==== Given data

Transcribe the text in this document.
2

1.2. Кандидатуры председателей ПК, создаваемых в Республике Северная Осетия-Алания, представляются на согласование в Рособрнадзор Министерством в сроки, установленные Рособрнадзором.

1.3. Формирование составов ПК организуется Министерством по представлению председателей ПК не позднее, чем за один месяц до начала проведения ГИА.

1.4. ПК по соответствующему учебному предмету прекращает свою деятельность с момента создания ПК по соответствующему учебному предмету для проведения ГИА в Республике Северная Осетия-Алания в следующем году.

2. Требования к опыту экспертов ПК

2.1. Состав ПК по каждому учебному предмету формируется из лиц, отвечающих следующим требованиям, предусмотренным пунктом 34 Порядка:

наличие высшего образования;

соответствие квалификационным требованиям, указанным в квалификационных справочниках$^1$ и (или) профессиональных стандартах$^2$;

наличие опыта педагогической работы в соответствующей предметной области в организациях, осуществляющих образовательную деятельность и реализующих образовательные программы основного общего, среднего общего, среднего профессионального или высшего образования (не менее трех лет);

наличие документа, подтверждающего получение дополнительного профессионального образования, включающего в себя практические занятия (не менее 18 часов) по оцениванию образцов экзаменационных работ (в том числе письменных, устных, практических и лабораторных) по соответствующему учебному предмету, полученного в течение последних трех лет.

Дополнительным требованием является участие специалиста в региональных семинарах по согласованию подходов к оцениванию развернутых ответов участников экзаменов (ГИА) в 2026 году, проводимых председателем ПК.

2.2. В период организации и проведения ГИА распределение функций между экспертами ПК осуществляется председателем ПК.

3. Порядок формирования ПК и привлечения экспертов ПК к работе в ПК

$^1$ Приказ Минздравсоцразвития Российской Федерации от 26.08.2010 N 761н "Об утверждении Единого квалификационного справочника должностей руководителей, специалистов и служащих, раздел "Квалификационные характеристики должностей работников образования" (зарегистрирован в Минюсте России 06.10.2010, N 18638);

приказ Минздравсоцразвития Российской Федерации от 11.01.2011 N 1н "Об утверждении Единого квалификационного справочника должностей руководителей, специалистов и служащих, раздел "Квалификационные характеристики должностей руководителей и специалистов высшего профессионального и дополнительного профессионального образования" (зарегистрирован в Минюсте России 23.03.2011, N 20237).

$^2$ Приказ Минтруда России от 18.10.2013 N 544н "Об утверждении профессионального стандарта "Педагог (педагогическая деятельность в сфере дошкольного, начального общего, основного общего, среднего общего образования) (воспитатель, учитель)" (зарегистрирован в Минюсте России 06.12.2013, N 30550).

========

■ Given problem: Pick out each line containing "проведения" and report it.

■ Solution for this task:
1.3. Формирование составов ПК организуется Министерством по представлению председателей ПК не позднее, чем за один месяц до начала проведения ГИА.
1.4. ПК по соответствующему учебному предмету прекращает свою деятельность с момента создания ПК по соответствующему учебному предмету для проведения ГИА в Республике Северная Осетия-Алания в следующем году.
2.2. В период организации и проведения ГИА распределение функций между экспертами ПК осуществляется председателем ПК.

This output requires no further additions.